[EXERCISE]
Restate the listing below word for word, omitting any images.

[DATA LINES]
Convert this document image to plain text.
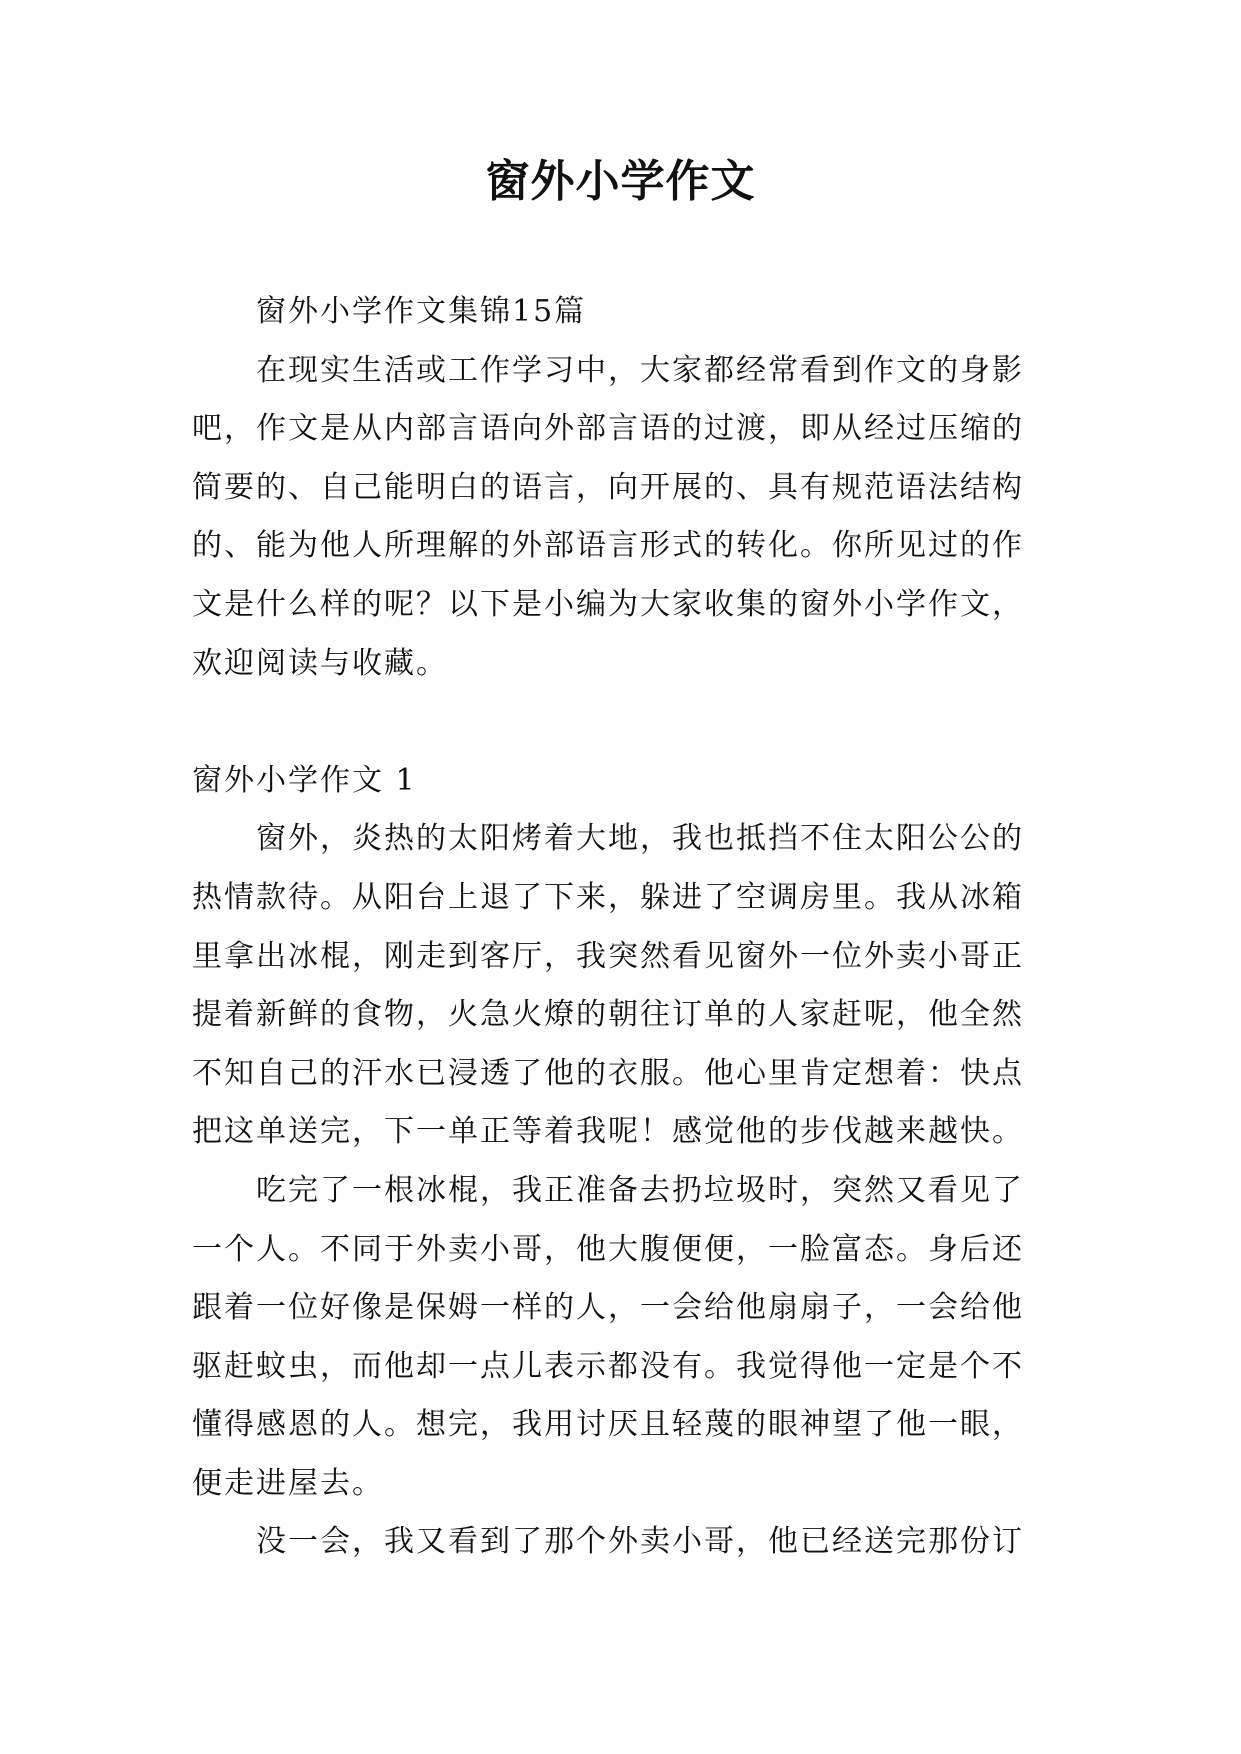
窗外小学作文
窗外小学作文集锦15篇
在现实生活或工作学习中，大家都经常看到作文的身影
吧，作文是从内部言语向外部言语的过渡，即从经过压缩的
简要的、自己能明白的语言，向开展的、具有规范语法结构
的、能为他人所理解的外部语言形式的转化。你所见过的作
文是什么样的呢？以下是小编为大家收集的窗外小学作文，
欢迎阅读与收藏。
窗外小学作文 1
窗外，炎热的太阳烤着大地，我也抵挡不住太阳公公的
热情款待。从阳台上退了下来，躲进了空调房里。我从冰箱
里拿出冰棍，刚走到客厅，我突然看见窗外一位外卖小哥正
提着新鲜的食物，火急火燎的朝往订单的人家赶呢，他全然
不知自己的汗水已浸透了他的衣服。他心里肯定想着：快点
把这单送完，下一单正等着我呢！感觉他的步伐越来越快。
吃完了一根冰棍，我正准备去扔垃圾时，突然又看见了
一个人。不同于外卖小哥，他大腹便便，一脸富态。身后还
跟着一位好像是保姆一样的人，一会给他扇扇子，一会给他
驱赶蚊虫，而他却一点儿表示都没有。我觉得他一定是个不
懂得感恩的人。想完，我用讨厌且轻蔑的眼神望了他一眼，
便走进屋去。
没一会，我又看到了那个外卖小哥，他已经送完那份订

[ANSWER FOR THE TASK]
Convert this document image to plain text.
窗外小学作文
窗外小学作文集锦15篇
在现实生活或工作学习中，大家都经常看到作文的身影
吧，作文是从内部言语向外部言语的过渡，即从经过压缩的
简要的、自己能明白的语言，向开展的、具有规范语法结构
的、能为他人所理解的外部语言形式的转化。你所见过的作
文是什么样的呢？以下是小编为大家收集的窗外小学作文，
欢迎阅读与收藏。
窗外小学作文 1
窗外，炎热的太阳烤着大地，我也抵挡不住太阳公公的
热情款待。从阳台上退了下来，躲进了空调房里。我从冰箱
里拿出冰棍，刚走到客厅，我突然看见窗外一位外卖小哥正
提着新鲜的食物，火急火燎的朝往订单的人家赶呢，他全然
不知自己的汗水已浸透了他的衣服。他心里肯定想着：快点
把这单送完，下一单正等着我呢！感觉他的步伐越来越快。
吃完了一根冰棍，我正准备去扔垃圾时，突然又看见了
一个人。不同于外卖小哥，他大腹便便，一脸富态。身后还
跟着一位好像是保姆一样的人，一会给他扇扇子，一会给他
驱赶蚊虫，而他却一点儿表示都没有。我觉得他一定是个不
懂得感恩的人。想完，我用讨厌且轻蔑的眼神望了他一眼，
便走进屋去。
没一会，我又看到了那个外卖小哥，他已经送完那份订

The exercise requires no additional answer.